BRIEF: Return, without alteration, the stretch of the material from the line containing "Patent image size: (676, 900)." through the line containing "The spool 542 is at (248, 136).", including both of those lines.
§
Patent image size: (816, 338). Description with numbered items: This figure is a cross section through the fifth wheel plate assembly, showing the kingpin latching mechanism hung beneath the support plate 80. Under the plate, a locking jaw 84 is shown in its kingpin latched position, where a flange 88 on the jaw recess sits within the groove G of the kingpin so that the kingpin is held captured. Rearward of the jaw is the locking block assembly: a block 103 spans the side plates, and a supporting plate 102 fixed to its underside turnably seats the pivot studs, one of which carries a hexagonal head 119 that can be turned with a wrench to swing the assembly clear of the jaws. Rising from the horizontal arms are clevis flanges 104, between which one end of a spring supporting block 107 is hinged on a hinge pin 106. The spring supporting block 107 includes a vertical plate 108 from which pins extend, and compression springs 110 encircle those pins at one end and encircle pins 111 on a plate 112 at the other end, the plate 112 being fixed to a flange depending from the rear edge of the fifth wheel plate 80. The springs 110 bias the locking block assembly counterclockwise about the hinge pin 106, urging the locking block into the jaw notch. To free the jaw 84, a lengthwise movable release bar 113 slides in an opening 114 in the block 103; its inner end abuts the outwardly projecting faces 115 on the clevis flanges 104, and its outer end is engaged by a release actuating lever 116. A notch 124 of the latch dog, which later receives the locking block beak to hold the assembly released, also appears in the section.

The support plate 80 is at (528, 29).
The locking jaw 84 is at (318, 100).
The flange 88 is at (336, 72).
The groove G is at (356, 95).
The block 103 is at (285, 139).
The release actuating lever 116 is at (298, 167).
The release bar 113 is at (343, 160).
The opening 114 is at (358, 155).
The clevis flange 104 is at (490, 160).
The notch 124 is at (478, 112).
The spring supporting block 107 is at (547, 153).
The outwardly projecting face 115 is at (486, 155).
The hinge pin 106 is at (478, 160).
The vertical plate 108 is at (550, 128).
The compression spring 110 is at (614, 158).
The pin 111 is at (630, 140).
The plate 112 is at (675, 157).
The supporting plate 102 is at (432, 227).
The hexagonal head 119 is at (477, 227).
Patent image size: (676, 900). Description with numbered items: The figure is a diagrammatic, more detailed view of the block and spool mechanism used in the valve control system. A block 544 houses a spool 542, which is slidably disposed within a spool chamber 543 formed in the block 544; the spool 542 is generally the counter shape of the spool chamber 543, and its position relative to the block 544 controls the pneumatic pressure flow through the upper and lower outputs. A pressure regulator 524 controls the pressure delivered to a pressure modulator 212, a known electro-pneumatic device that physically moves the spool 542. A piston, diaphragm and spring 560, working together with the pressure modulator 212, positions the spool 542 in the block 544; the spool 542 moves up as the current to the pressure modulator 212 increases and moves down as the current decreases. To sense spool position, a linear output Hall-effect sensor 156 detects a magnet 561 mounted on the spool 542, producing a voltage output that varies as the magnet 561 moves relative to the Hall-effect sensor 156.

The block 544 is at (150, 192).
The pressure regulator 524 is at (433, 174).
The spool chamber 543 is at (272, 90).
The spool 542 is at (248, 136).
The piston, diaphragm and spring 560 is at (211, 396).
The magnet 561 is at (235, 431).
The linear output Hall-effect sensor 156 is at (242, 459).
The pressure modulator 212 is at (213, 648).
§
OUTPUT FOR THIS EXERCISE:
Patent image size: (676, 900). Description with numbered items: The figure is a diagrammatic, more detailed view of the block and spool mechanism used in the valve control system. A block 544 houses a spool 542, which is slidably disposed within a spool chamber 543 formed in the block 544; the spool 542 is generally the counter shape of the spool chamber 543, and its position relative to the block 544 controls the pneumatic pressure flow through the upper and lower outputs. A pressure regulator 524 controls the pressure delivered to a pressure modulator 212, a known electro-pneumatic device that physically moves the spool 542. A piston, diaphragm and spring 560, working together with the pressure modulator 212, positions the spool 542 in the block 544; the spool 542 moves up as the current to the pressure modulator 212 increases and moves down as the current decreases. To sense spool position, a linear output Hall-effect sensor 156 detects a magnet 561 mounted on the spool 542, producing a voltage output that varies as the magnet 561 moves relative to the Hall-effect sensor 156.

The block 544 is at (150, 192).
The pressure regulator 524 is at (433, 174).
The spool chamber 543 is at (272, 90).
The spool 542 is at (248, 136).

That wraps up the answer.